[start]
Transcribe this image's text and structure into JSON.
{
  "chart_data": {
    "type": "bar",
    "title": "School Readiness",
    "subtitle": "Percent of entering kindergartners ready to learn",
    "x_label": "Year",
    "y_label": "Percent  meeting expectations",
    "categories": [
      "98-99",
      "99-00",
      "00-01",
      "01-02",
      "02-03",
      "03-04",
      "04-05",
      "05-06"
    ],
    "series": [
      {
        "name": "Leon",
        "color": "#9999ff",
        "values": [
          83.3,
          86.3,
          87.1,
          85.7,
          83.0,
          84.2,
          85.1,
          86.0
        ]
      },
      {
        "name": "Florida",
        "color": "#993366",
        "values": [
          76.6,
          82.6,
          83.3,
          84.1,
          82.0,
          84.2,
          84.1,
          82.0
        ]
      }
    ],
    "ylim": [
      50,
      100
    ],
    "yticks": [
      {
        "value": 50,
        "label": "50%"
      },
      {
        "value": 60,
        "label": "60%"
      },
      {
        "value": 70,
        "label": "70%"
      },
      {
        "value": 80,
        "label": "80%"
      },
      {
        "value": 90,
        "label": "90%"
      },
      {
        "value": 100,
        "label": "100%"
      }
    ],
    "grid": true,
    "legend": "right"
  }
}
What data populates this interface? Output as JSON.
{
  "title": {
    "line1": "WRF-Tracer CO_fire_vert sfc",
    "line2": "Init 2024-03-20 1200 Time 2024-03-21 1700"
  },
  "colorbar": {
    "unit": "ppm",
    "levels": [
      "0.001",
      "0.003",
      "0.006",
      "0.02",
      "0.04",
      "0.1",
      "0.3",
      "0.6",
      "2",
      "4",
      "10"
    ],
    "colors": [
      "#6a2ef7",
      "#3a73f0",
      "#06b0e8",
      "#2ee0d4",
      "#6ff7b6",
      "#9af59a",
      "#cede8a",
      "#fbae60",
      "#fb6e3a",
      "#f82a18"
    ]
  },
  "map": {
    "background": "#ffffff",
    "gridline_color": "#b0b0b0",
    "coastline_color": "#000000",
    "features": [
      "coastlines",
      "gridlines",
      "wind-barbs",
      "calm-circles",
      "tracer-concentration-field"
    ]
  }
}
[end]
DIRECTION
Make an exact copy of the records.

SOLUTION TO THIS PROBLEM
Transcribe this image's text and structure into JSON.
{
  "chart_data": {
    "type": "bar",
    "title": "School Readiness",
    "subtitle": "Percent of entering kindergartners ready to learn",
    "x_label": "Year",
    "y_label": "Percent  meeting expectations",
    "categories": [
      "98-99",
      "99-00",
      "00-01",
      "01-02",
      "02-03",
      "03-04",
      "04-05",
      "05-06"
    ],
    "series": [
      {
        "name": "Leon",
        "color": "#9999ff",
        "values": [
          83.3,
          86.3,
          87.1,
          85.7,
          83.0,
          84.2,
          85.1,
          86.0
        ]
      },
      {
        "name": "Florida",
        "color": "#993366",
        "values": [
          76.6,
          82.6,
          83.3,
          84.1,
          82.0,
          84.2,
          84.1,
          82.0
        ]
      }
    ],
    "ylim": [
      50,
      100
    ],
    "yticks": [
      {
        "value": 50,
        "label": "50%"
      },
      {
        "value": 60,
        "label": "60%"
      },
      {
        "value": 70,
        "label": "70%"
      },
      {
        "value": 80,
        "label": "80%"
      },
      {
        "value": 90,
        "label": "90%"
      },
      {
        "value": 100,
        "label": "100%"
      }
    ],
    "grid": true,
    "legend": "right"
  }
}
What data populates this interface? Output as JSON.
{
  "title": {
    "line1": "WRF-Tracer CO_fire_vert sfc",
    "line2": "Init 2024-03-20 1200 Time 2024-03-21 1700"
  },
  "colorbar": {
    "unit": "ppm",
    "levels": [
      "0.001",
      "0.003",
      "0.006",
      "0.02",
      "0.04",
      "0.1",
      "0.3",
      "0.6",
      "2",
      "4",
      "10"
    ],
    "colors": [
      "#6a2ef7",
      "#3a73f0",
      "#06b0e8",
      "#2ee0d4",
      "#6ff7b6",
      "#9af59a",
      "#cede8a",
      "#fbae60",
      "#fb6e3a",
      "#f82a18"
    ]
  },
  "map": {
    "background": "#ffffff",
    "gridline_color": "#b0b0b0",
    "coastline_color": "#000000",
    "features": [
      "coastlines",
      "gridlines",
      "wind-barbs",
      "calm-circles",
      "tracer-concentration-field"
    ]
  }
}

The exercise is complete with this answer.